Reproduce everything from the first of the rows below down to the line containing "cell-step-name: 总经理审批 <box>10", renaming "output-value" to "result-value" and leaving all else unchanged.

--- START OF Given data ---

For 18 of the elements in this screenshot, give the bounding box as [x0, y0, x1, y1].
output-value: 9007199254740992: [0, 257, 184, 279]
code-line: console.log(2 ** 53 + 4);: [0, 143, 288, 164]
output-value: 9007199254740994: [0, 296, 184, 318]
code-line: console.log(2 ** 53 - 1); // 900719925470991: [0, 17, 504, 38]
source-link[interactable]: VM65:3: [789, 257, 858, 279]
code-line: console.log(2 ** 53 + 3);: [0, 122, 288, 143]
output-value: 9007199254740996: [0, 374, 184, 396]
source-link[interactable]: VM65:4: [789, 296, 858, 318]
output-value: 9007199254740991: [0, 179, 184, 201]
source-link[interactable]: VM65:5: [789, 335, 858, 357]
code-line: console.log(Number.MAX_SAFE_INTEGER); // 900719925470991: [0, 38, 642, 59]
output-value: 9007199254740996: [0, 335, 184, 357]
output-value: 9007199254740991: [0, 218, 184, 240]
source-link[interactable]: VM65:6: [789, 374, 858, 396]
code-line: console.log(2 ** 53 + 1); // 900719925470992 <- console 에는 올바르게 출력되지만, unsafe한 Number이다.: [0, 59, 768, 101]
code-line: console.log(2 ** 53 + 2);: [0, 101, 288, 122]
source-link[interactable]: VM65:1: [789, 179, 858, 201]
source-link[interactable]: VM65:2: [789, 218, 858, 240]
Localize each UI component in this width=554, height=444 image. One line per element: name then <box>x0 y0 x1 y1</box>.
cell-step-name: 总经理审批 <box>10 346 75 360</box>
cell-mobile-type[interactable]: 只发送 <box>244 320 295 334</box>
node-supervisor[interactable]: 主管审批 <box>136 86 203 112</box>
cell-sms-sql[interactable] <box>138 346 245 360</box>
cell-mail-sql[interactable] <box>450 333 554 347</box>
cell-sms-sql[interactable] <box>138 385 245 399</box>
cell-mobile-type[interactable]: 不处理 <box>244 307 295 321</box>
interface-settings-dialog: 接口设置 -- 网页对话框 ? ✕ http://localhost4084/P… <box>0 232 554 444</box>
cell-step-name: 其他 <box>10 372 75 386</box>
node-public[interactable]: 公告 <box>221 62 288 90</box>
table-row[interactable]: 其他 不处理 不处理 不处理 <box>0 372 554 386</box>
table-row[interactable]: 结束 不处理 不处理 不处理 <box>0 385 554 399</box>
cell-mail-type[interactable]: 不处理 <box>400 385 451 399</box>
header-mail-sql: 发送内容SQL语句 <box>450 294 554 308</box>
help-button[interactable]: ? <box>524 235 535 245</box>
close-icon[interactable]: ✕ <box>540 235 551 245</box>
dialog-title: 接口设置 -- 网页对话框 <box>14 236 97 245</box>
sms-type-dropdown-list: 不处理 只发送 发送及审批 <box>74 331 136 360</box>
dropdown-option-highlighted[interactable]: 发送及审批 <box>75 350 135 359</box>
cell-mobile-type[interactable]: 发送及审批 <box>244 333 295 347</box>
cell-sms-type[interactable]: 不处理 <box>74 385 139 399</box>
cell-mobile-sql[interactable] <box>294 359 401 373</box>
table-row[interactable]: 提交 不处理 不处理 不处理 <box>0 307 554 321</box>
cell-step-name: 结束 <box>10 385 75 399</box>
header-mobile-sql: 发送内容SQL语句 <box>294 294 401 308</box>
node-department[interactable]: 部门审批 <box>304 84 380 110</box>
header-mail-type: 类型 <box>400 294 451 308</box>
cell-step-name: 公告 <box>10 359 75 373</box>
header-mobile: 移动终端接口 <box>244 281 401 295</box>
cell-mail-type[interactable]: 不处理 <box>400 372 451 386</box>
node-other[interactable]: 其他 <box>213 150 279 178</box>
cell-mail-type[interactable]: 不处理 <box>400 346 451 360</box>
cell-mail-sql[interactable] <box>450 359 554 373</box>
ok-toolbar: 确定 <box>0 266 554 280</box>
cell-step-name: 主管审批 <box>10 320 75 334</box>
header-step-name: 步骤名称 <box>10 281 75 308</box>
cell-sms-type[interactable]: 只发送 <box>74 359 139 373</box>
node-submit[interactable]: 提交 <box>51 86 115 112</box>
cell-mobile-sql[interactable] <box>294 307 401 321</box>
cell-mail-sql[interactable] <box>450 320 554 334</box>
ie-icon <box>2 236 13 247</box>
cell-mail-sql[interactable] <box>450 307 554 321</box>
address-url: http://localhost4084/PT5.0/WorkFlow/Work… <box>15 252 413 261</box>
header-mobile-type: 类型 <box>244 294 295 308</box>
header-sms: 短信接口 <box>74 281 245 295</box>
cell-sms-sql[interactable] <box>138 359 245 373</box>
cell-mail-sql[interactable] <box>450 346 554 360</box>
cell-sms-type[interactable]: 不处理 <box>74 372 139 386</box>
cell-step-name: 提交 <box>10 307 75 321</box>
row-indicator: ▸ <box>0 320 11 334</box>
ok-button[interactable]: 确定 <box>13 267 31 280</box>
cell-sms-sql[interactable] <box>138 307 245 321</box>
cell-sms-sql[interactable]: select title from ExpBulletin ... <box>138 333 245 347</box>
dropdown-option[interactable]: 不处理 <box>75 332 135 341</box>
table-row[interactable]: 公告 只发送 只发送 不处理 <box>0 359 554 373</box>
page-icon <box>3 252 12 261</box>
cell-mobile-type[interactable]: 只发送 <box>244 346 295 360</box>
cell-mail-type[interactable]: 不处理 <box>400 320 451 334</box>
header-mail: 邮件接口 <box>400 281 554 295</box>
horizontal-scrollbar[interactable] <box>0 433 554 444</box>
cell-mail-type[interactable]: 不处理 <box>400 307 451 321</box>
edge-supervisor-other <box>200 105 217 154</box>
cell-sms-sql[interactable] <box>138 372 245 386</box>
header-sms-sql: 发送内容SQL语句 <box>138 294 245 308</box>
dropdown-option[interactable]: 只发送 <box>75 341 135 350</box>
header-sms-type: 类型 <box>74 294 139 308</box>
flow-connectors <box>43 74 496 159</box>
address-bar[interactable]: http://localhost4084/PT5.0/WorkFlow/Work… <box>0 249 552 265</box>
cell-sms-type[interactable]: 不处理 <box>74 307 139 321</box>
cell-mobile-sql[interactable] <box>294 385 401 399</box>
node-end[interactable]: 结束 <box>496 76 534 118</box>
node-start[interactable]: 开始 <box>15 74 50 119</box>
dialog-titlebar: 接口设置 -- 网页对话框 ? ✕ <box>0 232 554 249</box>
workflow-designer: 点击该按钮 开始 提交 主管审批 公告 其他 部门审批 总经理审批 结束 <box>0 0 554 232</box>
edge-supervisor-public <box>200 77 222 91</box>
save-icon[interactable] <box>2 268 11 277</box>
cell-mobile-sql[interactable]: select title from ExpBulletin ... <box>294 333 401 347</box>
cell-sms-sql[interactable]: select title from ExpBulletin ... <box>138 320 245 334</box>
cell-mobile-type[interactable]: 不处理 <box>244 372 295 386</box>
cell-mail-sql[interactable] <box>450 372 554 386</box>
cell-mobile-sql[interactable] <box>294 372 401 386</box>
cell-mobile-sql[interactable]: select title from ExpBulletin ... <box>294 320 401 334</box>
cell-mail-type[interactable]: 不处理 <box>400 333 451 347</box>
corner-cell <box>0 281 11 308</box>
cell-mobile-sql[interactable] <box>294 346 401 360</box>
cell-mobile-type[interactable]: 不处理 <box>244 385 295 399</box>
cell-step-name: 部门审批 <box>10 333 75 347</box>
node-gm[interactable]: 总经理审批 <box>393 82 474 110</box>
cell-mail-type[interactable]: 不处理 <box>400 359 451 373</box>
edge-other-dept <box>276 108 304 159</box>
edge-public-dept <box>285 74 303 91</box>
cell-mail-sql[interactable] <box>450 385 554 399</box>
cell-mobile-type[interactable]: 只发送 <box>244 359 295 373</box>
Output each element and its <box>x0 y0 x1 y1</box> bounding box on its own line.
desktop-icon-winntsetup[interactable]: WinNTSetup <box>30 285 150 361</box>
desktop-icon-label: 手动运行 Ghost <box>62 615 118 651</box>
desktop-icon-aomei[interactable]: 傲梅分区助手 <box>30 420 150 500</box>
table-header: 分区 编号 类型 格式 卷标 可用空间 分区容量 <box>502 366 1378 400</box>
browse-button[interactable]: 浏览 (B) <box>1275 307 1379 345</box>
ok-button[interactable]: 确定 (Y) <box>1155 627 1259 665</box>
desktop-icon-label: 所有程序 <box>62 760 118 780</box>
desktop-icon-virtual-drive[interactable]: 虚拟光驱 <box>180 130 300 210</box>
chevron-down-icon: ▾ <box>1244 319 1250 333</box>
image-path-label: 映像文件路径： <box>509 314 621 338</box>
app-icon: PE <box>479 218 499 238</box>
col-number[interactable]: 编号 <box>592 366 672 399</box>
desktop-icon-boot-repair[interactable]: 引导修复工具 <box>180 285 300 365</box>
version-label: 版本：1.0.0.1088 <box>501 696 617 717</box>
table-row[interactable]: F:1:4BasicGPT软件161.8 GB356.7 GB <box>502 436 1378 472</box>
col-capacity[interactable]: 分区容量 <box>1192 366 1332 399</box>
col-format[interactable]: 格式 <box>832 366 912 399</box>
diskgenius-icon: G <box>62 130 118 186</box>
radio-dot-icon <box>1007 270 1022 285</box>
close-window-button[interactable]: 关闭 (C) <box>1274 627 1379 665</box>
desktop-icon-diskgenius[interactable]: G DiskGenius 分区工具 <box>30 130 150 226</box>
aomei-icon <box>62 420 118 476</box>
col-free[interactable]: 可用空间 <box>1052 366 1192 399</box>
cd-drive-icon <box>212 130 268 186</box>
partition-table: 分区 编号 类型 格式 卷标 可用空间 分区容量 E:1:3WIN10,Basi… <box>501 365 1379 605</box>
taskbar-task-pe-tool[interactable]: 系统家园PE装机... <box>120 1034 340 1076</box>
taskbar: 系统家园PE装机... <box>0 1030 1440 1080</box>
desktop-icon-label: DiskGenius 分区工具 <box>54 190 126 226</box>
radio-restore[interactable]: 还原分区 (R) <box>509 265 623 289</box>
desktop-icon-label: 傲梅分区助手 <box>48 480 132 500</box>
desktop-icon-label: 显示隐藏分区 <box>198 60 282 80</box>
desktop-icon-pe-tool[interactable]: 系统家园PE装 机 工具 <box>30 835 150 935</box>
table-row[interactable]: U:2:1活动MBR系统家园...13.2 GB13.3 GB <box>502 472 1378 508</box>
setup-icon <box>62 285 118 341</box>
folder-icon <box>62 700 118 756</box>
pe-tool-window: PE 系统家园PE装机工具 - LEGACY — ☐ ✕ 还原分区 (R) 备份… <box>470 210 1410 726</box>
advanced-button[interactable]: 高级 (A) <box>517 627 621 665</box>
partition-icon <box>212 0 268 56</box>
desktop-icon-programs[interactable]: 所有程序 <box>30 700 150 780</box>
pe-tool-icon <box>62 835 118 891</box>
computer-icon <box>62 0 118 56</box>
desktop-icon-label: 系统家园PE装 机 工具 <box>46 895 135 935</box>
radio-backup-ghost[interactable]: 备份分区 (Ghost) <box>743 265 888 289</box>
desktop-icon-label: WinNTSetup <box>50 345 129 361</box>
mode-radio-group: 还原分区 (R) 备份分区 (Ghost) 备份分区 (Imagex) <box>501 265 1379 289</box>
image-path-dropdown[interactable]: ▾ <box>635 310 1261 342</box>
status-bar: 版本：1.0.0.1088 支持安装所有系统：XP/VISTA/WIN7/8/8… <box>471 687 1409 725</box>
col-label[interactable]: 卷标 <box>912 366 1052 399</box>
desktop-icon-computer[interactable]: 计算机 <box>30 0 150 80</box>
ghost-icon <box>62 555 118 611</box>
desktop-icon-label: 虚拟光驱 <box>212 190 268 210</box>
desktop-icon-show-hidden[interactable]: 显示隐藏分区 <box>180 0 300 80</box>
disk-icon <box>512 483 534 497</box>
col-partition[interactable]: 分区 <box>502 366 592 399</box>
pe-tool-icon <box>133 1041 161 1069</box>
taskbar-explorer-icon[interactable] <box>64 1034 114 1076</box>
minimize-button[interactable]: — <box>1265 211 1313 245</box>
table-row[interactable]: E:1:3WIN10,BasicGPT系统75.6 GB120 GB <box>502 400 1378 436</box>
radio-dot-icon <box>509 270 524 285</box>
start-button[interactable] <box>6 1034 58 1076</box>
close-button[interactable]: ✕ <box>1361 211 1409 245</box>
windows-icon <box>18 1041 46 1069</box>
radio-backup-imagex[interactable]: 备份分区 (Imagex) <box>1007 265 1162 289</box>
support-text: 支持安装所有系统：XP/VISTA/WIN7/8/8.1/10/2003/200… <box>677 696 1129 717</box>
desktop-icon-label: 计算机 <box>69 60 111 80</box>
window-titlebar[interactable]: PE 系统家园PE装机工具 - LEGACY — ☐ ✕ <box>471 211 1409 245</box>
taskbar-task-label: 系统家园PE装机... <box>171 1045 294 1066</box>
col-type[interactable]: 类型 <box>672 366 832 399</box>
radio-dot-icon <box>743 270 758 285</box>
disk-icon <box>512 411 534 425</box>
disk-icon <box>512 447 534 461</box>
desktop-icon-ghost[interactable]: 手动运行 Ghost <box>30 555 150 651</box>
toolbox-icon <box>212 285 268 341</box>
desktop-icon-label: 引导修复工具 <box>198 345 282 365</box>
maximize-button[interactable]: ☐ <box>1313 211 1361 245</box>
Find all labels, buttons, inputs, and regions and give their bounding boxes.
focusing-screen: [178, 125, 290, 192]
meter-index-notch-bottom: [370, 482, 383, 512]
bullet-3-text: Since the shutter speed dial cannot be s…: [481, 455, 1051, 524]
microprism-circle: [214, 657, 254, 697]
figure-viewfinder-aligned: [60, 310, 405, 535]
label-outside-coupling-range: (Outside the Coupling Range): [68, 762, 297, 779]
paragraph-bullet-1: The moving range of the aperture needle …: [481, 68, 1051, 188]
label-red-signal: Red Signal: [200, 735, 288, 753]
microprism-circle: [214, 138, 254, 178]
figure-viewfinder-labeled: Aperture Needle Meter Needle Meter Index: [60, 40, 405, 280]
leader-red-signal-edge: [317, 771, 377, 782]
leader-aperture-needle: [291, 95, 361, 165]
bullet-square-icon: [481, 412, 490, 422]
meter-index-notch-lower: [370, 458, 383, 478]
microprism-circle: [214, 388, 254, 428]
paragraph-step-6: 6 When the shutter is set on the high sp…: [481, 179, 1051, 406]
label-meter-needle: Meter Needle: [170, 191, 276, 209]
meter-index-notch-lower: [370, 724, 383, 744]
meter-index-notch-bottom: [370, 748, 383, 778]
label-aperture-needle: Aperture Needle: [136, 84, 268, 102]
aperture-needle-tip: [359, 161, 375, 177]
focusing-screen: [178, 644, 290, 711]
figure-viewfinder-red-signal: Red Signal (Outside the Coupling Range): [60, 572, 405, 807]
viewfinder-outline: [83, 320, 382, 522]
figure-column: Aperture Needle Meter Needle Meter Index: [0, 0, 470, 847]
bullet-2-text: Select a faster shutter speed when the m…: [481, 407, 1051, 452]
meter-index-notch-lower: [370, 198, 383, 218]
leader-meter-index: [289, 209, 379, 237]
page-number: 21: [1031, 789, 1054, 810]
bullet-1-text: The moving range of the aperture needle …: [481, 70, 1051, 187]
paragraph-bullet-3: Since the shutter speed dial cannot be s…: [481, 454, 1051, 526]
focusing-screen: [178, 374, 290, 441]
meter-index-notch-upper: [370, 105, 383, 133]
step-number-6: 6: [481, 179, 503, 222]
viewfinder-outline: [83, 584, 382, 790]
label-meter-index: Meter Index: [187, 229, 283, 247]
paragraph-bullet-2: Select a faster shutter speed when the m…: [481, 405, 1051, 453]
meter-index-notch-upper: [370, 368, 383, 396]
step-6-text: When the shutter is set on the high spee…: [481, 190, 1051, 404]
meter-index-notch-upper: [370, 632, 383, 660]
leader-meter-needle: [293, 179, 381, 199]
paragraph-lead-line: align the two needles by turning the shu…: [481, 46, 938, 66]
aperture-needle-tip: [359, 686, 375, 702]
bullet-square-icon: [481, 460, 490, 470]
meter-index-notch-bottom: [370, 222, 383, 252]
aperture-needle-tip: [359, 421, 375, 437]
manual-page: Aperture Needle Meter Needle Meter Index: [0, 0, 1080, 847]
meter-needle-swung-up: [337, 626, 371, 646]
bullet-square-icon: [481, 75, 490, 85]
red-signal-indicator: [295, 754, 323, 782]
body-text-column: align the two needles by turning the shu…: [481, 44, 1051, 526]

--- END OF Given data ---

_Response below_
For 18 of the elements in this screenshot, give the bounding box as [x0, y0, x1, y1].
result-value: 9007199254740992: [0, 257, 184, 279]
code-line: console.log(2 ** 53 + 4);: [0, 143, 288, 164]
result-value: 9007199254740994: [0, 296, 184, 318]
code-line: console.log(2 ** 53 - 1); // 900719925470991: [0, 17, 504, 38]
source-link[interactable]: VM65:3: [789, 257, 858, 279]
code-line: console.log(2 ** 53 + 3);: [0, 122, 288, 143]
result-value: 9007199254740996: [0, 374, 184, 396]
source-link[interactable]: VM65:4: [789, 296, 858, 318]
result-value: 9007199254740991: [0, 179, 184, 201]
source-link[interactable]: VM65:5: [789, 335, 858, 357]
code-line: console.log(Number.MAX_SAFE_INTEGER); // 900719925470991: [0, 38, 642, 59]
result-value: 9007199254740996: [0, 335, 184, 357]
result-value: 9007199254740991: [0, 218, 184, 240]
source-link[interactable]: VM65:6: [789, 374, 858, 396]
code-line: console.log(2 ** 53 + 1); // 900719925470992 <- console 에는 올바르게 출력되지만, unsafe한 Number이다.: [0, 59, 768, 101]
code-line: console.log(2 ** 53 + 2);: [0, 101, 288, 122]
source-link[interactable]: VM65:1: [789, 179, 858, 201]
source-link[interactable]: VM65:2: [789, 218, 858, 240]
Localize each UI component in this width=554, height=444 image. One line per element: name then <box>x0 y0 x1 y1</box>.
cell-step-name: 总经理审批 <box>10 346 75 360</box>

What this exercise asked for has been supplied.